** EXERCISE OBJECTIVE **
Repeat the listing that follows, character for character, minus the pictures.

** Rows from a dataset **
= = = = = = =

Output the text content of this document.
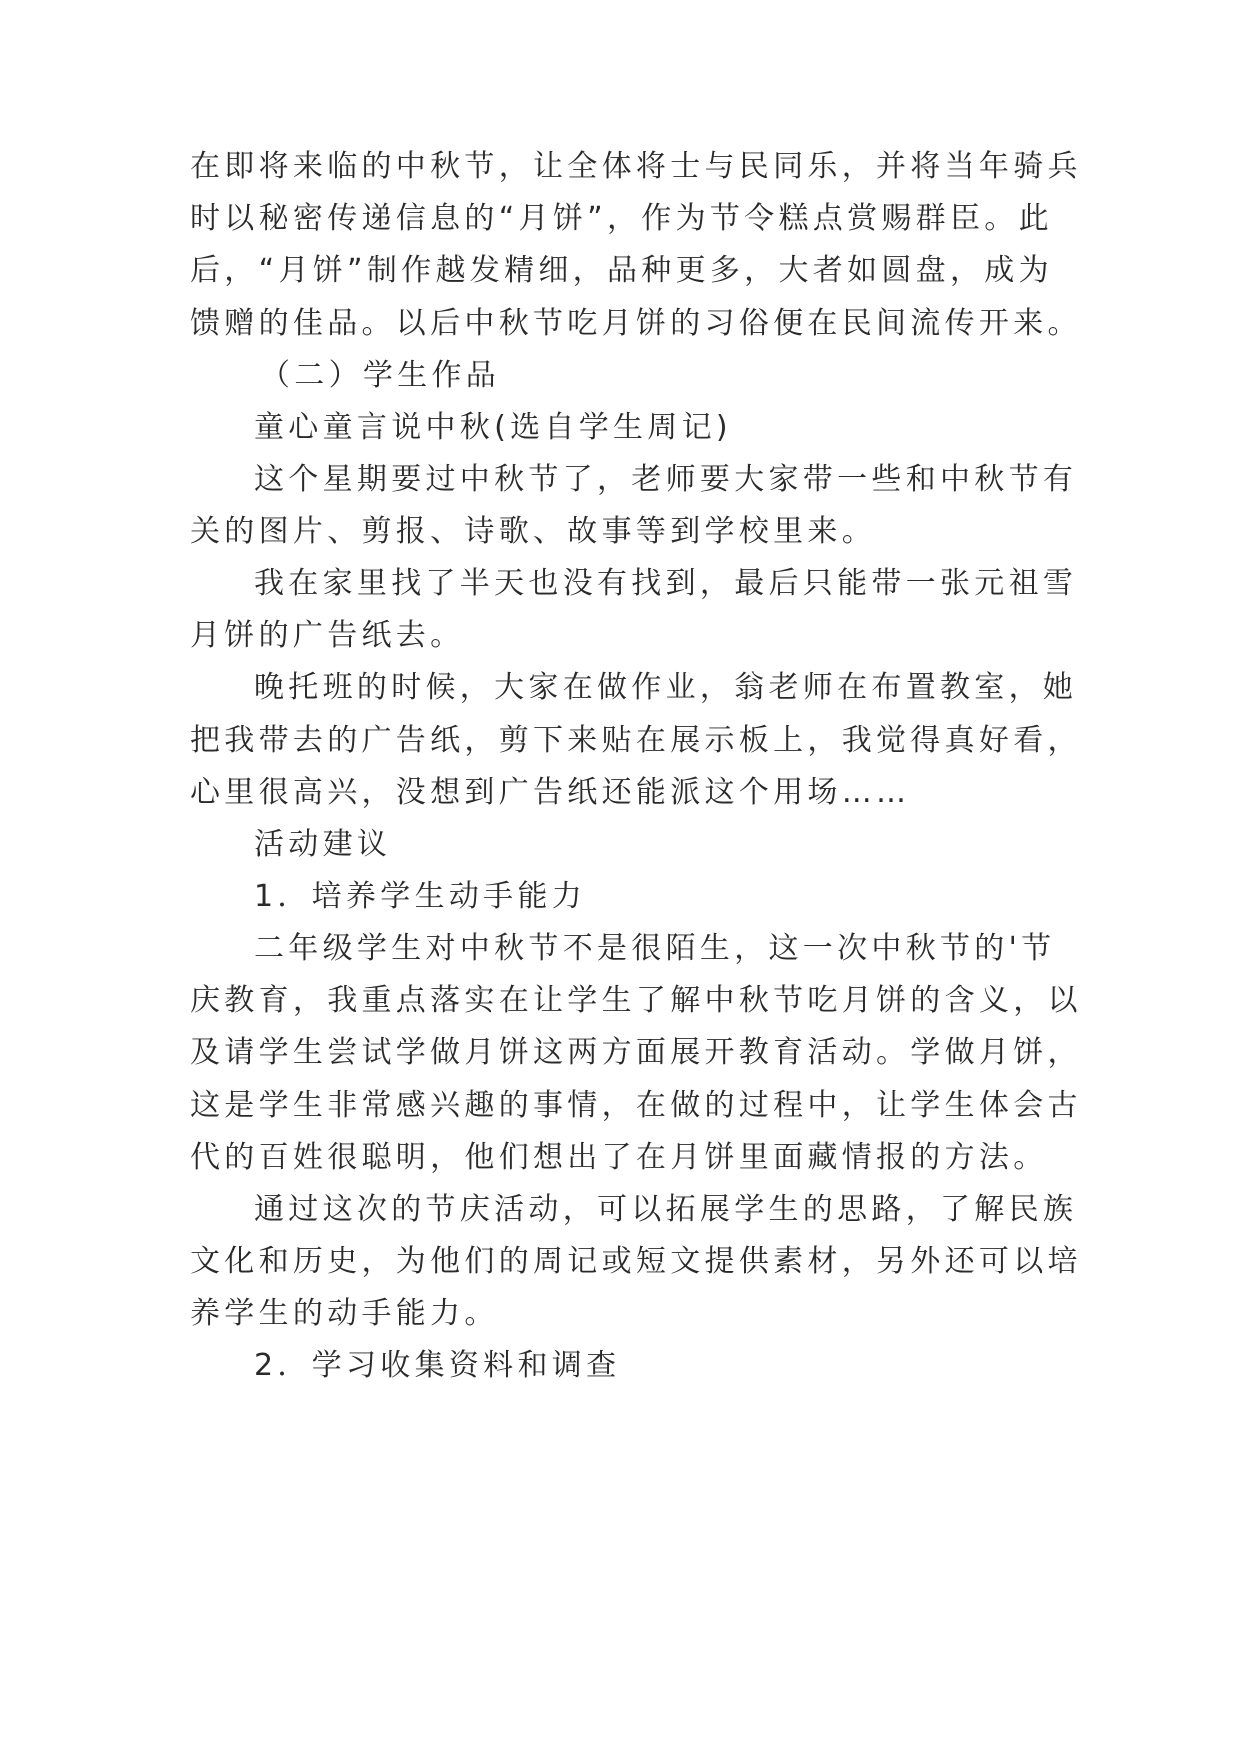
在即将来临的中秋节，让全体将士与民同乐，并将当年骑兵

时以秘密传递信息的“月饼”，作为节令糕点赏赐群臣。此

后，“月饼”制作越发精细，品种更多，大者如圆盘，成为

馈赠的佳品。以后中秋节吃月饼的习俗便在民间流传开来。

（二）学生作品

童心童言说中秋(选自学生周记)

这个星期要过中秋节了，老师要大家带一些和中秋节有

关的图片、剪报、诗歌、故事等到学校里来。

我在家里找了半天也没有找到，最后只能带一张元祖雪

月饼的广告纸去。

晚托班的时候，大家在做作业，翁老师在布置教室，她

把我带去的广告纸，剪下来贴在展示板上，我觉得真好看，

心里很高兴，没想到广告纸还能派这个用场……

活动建议

1．培养学生动手能力

二年级学生对中秋节不是很陌生，这一次中秋节的'节

庆教育，我重点落实在让学生了解中秋节吃月饼的含义，以

及请学生尝试学做月饼这两方面展开教育活动。学做月饼，

这是学生非常感兴趣的事情，在做的过程中，让学生体会古

代的百姓很聪明，他们想出了在月饼里面藏情报的方法。

通过这次的节庆活动，可以拓展学生的思路，了解民族

文化和历史，为他们的周记或短文提供素材，另外还可以培

养学生的动手能力。

2．学习收集资料和调查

= = = = = = =

** ANSWER FOR THE TASK **
Output the text content of this document.
在即将来临的中秋节，让全体将士与民同乐，并将当年骑兵

时以秘密传递信息的“月饼”，作为节令糕点赏赐群臣。此

后，“月饼”制作越发精细，品种更多，大者如圆盘，成为

馈赠的佳品。以后中秋节吃月饼的习俗便在民间流传开来。

（二）学生作品

童心童言说中秋(选自学生周记)

这个星期要过中秋节了，老师要大家带一些和中秋节有

关的图片、剪报、诗歌、故事等到学校里来。

我在家里找了半天也没有找到，最后只能带一张元祖雪

月饼的广告纸去。

晚托班的时候，大家在做作业，翁老师在布置教室，她

把我带去的广告纸，剪下来贴在展示板上，我觉得真好看，

心里很高兴，没想到广告纸还能派这个用场……

活动建议

1．培养学生动手能力

二年级学生对中秋节不是很陌生，这一次中秋节的'节

庆教育，我重点落实在让学生了解中秋节吃月饼的含义，以

及请学生尝试学做月饼这两方面展开教育活动。学做月饼，

这是学生非常感兴趣的事情，在做的过程中，让学生体会古

代的百姓很聪明，他们想出了在月饼里面藏情报的方法。

通过这次的节庆活动，可以拓展学生的思路，了解民族

文化和历史，为他们的周记或短文提供素材，另外还可以培

养学生的动手能力。

2．学习收集资料和调查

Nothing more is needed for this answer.